* Aim *
Among the lines below, count those with "khoảng". Give the total alone.

────────────────────────────────────────

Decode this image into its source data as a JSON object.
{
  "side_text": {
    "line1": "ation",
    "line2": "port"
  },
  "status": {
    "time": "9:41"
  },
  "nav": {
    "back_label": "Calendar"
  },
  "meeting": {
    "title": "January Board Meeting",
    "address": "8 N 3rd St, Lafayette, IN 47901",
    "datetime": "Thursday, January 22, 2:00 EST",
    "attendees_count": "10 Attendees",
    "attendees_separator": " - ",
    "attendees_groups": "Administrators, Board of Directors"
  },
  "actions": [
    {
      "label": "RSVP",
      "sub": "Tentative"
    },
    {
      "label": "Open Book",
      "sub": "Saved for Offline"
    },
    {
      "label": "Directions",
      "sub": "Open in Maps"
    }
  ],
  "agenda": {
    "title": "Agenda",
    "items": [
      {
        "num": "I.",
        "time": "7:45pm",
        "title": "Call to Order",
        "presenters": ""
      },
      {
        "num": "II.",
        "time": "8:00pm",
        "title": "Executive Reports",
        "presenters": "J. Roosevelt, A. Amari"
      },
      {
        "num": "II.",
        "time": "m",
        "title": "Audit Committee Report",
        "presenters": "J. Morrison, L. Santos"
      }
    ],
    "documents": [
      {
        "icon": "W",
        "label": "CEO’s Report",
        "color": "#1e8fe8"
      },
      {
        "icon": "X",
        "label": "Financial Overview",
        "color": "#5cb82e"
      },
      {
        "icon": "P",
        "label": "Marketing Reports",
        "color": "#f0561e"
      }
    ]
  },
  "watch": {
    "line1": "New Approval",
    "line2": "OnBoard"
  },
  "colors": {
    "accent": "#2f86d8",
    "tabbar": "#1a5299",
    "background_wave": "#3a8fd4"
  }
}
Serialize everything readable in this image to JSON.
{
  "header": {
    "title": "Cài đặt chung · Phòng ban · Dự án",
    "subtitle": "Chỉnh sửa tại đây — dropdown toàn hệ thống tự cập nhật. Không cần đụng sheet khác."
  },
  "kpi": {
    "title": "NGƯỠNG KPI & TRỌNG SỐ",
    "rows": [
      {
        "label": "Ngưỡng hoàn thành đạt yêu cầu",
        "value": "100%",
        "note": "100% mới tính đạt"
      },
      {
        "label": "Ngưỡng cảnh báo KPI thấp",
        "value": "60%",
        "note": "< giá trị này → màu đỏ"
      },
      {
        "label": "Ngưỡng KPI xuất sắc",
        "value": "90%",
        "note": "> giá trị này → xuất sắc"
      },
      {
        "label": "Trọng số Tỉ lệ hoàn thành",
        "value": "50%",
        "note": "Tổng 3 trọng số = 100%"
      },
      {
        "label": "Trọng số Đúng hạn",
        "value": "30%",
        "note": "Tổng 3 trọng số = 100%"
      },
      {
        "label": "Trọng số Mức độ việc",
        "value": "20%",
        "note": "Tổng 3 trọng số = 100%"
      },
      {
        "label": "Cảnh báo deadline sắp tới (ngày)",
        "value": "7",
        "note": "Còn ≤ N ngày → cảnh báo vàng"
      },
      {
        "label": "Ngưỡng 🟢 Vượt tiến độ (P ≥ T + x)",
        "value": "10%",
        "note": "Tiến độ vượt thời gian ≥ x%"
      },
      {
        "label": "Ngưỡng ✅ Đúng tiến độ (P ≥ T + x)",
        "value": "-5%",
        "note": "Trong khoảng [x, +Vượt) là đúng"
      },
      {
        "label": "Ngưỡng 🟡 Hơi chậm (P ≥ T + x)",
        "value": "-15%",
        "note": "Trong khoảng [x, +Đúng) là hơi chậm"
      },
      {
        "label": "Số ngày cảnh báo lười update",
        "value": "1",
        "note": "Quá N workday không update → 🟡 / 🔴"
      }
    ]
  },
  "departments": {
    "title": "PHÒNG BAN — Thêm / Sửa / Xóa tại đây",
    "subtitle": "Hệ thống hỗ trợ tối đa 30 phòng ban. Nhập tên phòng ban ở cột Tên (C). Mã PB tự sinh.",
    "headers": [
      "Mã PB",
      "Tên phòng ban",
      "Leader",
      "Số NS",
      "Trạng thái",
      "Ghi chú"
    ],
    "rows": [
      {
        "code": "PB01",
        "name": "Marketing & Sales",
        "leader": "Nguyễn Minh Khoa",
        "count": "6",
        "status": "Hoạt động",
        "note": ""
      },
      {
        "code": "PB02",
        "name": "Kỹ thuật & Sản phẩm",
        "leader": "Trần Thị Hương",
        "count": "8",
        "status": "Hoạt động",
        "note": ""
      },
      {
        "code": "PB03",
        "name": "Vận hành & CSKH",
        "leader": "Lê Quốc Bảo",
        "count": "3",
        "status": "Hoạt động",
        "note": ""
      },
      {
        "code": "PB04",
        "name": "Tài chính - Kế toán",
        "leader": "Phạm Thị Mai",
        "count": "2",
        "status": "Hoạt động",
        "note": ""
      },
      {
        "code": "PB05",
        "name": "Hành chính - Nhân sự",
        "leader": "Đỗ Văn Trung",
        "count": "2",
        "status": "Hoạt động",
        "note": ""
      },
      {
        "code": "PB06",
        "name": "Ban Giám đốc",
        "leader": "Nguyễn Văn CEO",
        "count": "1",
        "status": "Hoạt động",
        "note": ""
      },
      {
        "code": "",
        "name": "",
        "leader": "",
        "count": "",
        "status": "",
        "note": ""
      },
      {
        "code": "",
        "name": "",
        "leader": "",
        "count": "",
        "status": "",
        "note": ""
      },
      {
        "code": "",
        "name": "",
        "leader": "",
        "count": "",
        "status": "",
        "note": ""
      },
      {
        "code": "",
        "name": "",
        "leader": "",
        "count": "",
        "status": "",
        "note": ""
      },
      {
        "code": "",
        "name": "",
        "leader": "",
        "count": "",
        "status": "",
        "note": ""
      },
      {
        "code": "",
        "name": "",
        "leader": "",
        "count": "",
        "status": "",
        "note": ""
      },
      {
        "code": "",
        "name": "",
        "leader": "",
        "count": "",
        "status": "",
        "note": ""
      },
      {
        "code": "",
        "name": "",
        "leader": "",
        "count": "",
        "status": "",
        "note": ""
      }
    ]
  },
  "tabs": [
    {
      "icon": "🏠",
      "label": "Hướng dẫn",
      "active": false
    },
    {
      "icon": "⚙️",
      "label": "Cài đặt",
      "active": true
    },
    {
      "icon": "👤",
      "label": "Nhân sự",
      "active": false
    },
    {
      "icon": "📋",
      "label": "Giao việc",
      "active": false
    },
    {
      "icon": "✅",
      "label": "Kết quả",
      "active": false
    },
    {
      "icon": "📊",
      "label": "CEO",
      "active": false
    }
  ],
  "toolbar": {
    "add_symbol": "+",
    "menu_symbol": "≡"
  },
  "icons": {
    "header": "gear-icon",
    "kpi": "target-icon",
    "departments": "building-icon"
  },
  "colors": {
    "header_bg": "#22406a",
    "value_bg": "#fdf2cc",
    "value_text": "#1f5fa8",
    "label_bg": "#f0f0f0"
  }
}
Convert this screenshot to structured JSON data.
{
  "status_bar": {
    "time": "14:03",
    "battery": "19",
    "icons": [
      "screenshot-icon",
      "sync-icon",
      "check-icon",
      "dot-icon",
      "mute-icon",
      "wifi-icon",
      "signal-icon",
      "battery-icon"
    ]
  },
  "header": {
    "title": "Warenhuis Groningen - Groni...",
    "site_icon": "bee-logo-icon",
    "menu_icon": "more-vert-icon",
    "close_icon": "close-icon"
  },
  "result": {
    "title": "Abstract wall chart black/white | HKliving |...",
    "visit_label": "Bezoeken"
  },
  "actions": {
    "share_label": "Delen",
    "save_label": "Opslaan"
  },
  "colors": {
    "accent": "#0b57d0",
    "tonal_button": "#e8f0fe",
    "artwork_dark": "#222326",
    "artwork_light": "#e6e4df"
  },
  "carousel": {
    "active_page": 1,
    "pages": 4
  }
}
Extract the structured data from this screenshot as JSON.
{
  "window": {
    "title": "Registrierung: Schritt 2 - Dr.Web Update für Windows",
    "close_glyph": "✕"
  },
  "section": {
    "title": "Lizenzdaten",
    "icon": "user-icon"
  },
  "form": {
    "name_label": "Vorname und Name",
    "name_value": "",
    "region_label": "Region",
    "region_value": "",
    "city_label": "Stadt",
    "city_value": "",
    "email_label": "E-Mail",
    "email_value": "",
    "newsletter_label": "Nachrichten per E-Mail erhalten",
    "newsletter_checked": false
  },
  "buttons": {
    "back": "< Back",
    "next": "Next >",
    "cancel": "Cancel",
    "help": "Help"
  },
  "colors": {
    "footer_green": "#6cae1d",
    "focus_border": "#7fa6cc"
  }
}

────────────────────────────────────────

* Result of the task *
2